### EXERCISE REQUIREMENTS
Extract all lines from the data beneath that include the word "Enter".

[Stored data]
###

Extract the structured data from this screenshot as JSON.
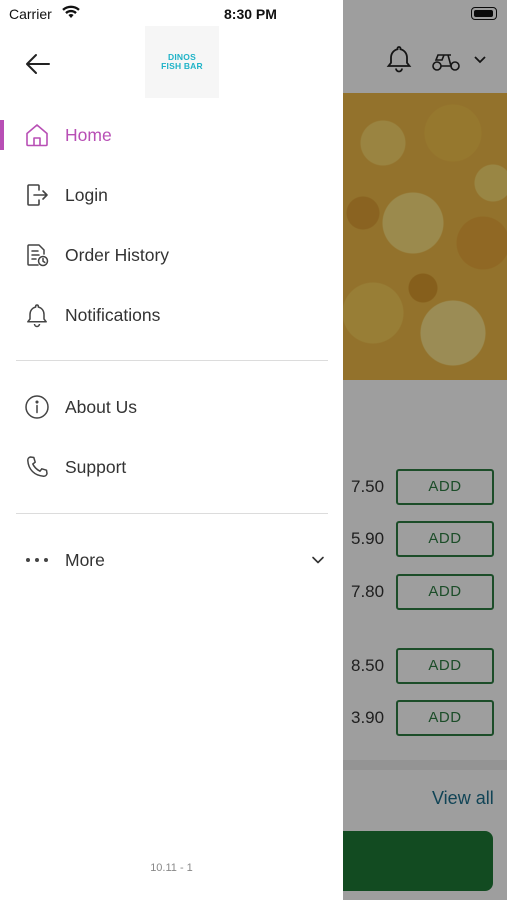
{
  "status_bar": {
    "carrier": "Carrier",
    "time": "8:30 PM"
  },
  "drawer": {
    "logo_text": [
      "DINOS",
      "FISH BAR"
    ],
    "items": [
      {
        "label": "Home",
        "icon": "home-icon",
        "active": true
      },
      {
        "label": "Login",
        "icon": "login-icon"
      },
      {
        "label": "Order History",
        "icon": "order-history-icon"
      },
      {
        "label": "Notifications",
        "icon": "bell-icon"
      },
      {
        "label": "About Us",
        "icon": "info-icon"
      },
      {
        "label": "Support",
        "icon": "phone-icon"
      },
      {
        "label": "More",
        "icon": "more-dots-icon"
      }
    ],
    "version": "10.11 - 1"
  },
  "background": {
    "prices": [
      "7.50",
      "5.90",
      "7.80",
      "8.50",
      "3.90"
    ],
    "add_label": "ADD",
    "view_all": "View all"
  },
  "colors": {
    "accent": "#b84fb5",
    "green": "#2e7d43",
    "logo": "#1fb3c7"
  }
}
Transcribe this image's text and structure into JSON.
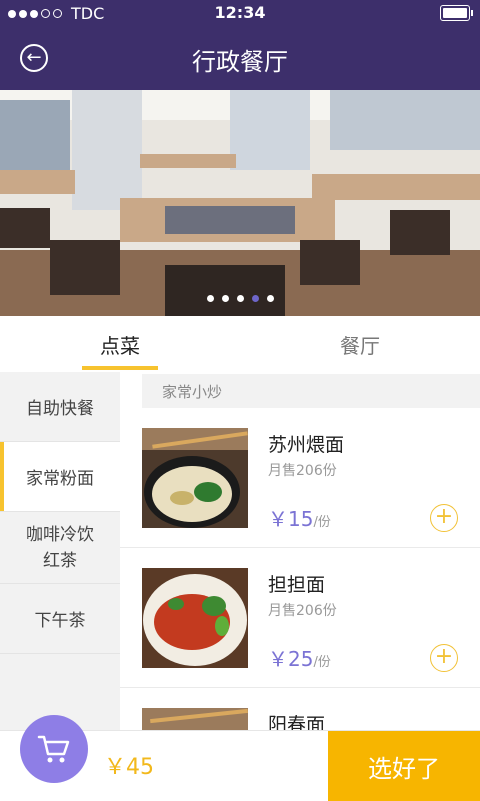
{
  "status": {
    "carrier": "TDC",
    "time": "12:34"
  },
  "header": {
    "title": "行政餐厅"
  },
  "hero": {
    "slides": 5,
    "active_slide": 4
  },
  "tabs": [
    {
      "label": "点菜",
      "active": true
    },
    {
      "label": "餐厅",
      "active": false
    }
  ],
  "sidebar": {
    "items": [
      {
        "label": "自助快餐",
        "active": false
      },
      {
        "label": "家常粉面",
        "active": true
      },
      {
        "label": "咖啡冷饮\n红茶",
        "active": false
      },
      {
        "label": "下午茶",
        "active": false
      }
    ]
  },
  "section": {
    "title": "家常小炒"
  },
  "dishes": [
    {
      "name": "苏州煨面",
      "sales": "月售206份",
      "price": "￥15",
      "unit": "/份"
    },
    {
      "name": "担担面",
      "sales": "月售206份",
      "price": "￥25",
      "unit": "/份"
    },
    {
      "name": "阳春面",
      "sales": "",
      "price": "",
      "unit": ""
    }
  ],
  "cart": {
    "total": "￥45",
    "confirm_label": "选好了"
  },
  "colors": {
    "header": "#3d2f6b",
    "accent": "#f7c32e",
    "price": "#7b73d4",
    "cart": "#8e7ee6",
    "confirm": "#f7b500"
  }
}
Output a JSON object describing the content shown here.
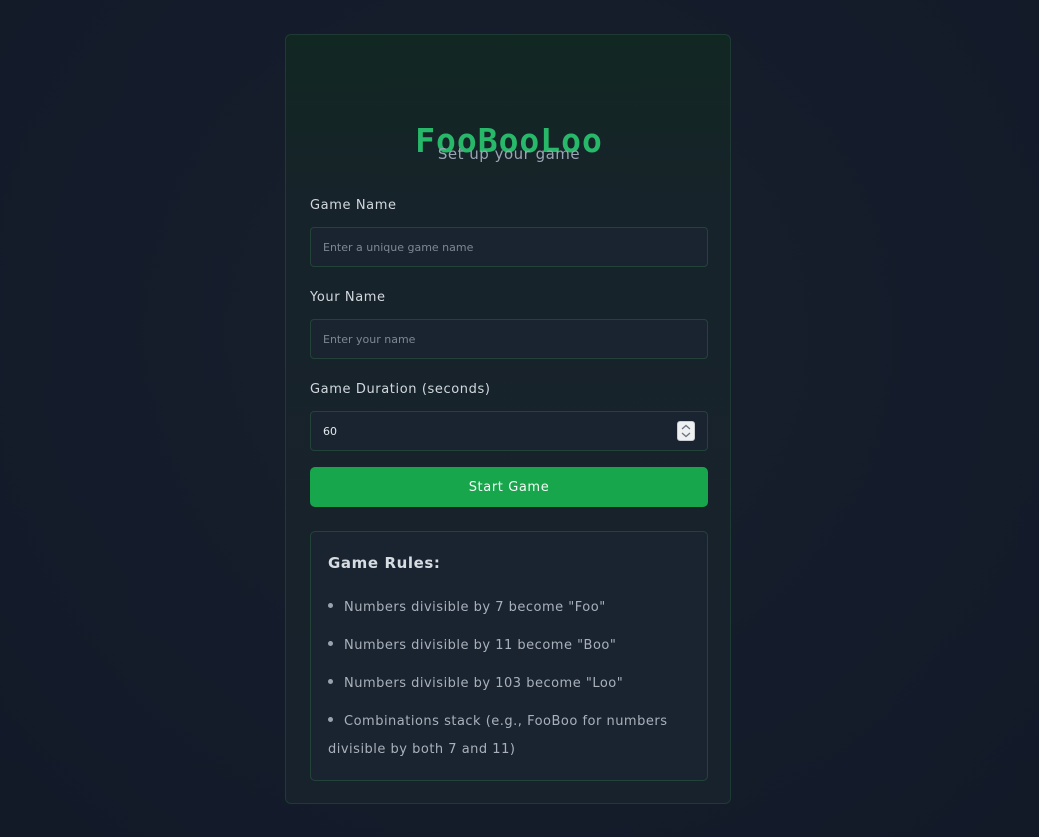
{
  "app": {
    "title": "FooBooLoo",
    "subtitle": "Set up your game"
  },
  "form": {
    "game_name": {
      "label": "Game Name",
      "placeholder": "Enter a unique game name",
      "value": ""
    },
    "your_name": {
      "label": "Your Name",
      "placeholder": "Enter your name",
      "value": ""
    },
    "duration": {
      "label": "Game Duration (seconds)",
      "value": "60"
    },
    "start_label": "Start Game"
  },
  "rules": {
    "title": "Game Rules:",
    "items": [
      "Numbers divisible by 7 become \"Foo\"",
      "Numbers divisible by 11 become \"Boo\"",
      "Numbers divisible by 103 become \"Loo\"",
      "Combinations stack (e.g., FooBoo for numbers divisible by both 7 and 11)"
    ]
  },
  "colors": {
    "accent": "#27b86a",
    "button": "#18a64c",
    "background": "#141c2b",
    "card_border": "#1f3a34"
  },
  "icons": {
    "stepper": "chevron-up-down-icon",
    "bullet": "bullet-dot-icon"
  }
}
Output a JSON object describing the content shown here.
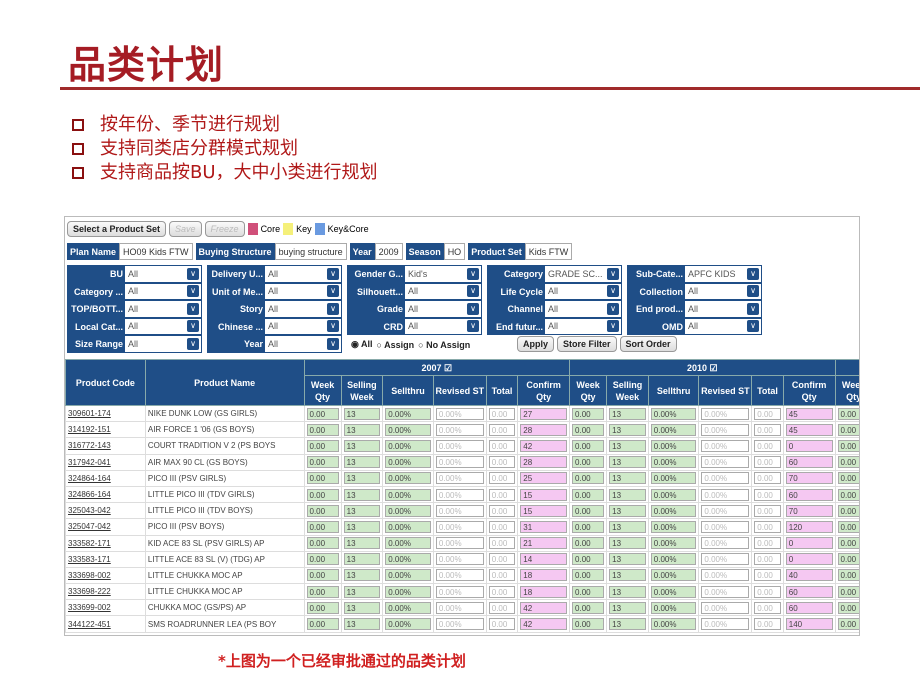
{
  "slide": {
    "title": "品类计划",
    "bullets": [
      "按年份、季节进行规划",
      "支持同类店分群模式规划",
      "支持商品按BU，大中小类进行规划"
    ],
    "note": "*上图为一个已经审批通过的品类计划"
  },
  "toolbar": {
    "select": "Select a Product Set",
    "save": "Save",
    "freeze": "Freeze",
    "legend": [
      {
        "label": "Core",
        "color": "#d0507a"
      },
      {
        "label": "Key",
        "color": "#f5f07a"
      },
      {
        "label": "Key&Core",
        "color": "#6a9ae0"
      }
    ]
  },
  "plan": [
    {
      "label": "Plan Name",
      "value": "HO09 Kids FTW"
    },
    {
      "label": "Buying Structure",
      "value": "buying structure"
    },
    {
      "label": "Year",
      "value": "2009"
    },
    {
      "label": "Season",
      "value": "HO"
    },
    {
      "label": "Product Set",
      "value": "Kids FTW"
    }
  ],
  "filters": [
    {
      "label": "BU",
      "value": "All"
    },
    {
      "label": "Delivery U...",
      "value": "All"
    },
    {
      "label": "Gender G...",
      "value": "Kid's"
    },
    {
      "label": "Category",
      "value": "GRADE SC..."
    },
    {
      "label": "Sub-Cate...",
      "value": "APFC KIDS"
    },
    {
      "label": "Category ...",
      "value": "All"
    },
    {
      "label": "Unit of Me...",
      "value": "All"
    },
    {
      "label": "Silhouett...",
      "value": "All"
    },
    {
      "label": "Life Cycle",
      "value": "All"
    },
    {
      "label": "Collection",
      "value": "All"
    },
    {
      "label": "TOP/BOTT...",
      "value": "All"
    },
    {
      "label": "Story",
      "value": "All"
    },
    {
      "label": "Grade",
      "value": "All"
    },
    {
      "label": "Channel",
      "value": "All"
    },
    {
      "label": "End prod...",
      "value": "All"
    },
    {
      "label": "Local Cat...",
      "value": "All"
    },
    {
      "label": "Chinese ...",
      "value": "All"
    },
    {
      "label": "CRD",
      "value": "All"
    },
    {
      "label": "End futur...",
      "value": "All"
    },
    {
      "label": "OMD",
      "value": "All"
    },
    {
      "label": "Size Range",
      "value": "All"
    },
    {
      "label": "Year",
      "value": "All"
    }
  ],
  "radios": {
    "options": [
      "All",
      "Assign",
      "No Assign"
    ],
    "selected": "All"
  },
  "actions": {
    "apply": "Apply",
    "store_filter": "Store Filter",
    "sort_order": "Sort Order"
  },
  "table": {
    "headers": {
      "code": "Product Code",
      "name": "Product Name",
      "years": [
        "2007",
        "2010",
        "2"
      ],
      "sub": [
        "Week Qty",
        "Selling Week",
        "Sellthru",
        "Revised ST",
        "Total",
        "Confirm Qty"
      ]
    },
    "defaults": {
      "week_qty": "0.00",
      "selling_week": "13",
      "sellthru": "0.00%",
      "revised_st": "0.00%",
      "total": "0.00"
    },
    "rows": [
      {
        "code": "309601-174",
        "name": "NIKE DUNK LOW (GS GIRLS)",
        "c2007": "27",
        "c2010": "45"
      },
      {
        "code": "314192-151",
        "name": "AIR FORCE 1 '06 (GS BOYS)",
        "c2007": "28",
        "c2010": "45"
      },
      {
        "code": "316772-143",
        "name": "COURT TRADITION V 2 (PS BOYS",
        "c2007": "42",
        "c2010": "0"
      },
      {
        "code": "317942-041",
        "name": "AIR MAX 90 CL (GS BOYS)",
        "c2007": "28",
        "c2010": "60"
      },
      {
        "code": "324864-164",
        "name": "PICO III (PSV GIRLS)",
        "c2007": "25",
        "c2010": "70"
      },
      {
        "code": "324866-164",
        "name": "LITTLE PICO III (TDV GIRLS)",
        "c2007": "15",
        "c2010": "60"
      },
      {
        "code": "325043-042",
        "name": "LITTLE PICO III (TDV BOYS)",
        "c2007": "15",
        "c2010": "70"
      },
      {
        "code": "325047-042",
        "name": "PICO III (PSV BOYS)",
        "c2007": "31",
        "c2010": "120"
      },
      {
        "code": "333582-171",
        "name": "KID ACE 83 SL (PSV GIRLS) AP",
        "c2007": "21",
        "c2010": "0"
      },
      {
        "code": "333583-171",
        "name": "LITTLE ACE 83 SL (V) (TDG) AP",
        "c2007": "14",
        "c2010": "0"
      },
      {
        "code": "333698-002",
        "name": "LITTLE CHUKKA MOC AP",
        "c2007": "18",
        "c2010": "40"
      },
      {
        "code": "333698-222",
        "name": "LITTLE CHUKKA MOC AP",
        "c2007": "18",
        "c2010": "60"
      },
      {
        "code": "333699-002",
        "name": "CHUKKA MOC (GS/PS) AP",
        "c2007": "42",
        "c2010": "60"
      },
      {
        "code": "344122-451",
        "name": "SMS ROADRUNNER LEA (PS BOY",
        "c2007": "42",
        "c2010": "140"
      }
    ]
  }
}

###

### RESULT OF THIS TASK
      "placeholder": "Enter a unique game name",
      "placeholder": "Enter your name",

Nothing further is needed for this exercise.